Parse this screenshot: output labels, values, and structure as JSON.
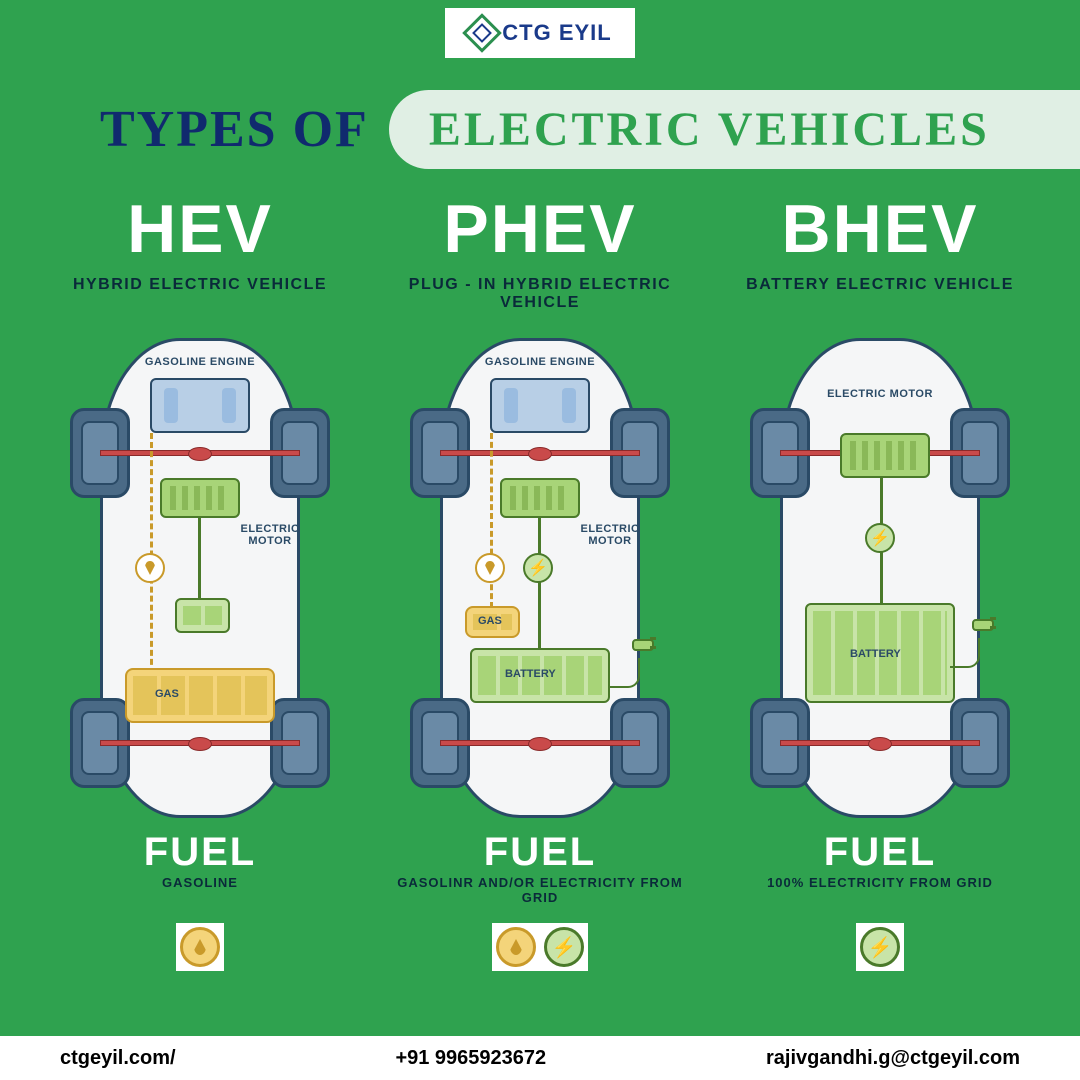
{
  "colors": {
    "page_bg": "#2fa24f",
    "title_a": "#102a6e",
    "pill_bg": "#e0efe4",
    "title_b": "#2fa24f",
    "dark_text": "#0a2a3a",
    "white": "#ffffff"
  },
  "logo": {
    "text": "CTG EYIL"
  },
  "title": {
    "a": "TYPES OF",
    "b": "ELECTRIC VEHICLES"
  },
  "vehicles": [
    {
      "abbr": "HEV",
      "full": "HYBRID ELECTRIC VEHICLE",
      "diagram": {
        "engine_label": "GASOLINE ENGINE",
        "motor_label": "ELECTRIC MOTOR",
        "gas_label": "GAS",
        "has_engine": true,
        "has_plug": false,
        "has_bolt": false,
        "small_gas": false
      },
      "fuel_hdr": "FUEL",
      "fuel_sub": "GASOLINE",
      "icons": [
        "oil"
      ]
    },
    {
      "abbr": "PHEV",
      "full": "PLUG - IN HYBRID ELECTRIC VEHICLE",
      "diagram": {
        "engine_label": "GASOLINE ENGINE",
        "motor_label": "ELECTRIC MOTOR",
        "gas_label": "GAS",
        "battery_label": "BATTERY",
        "has_engine": true,
        "has_plug": true,
        "has_bolt": true,
        "small_gas": true
      },
      "fuel_hdr": "FUEL",
      "fuel_sub": "GASOLINR AND/OR ELECTRICITY FROM GRID",
      "icons": [
        "oil",
        "elec"
      ]
    },
    {
      "abbr": "BHEV",
      "full": "BATTERY ELECTRIC VEHICLE",
      "diagram": {
        "motor_label": "ELECTRIC MOTOR",
        "battery_label": "BATTERY",
        "has_engine": false,
        "has_plug": true,
        "has_bolt": true,
        "small_gas": false
      },
      "fuel_hdr": "FUEL",
      "fuel_sub": "100% ELECTRICITY FROM GRID",
      "icons": [
        "elec"
      ]
    }
  ],
  "footer": {
    "site": "ctgeyil.com/",
    "phone": "+91 9965923672",
    "email": "rajivgandhi.g@ctgeyil.com"
  }
}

======

Short task | In the entries above, find the lines containing the word "FROM" and say how many there are, with no other words.

Completed exercise | 2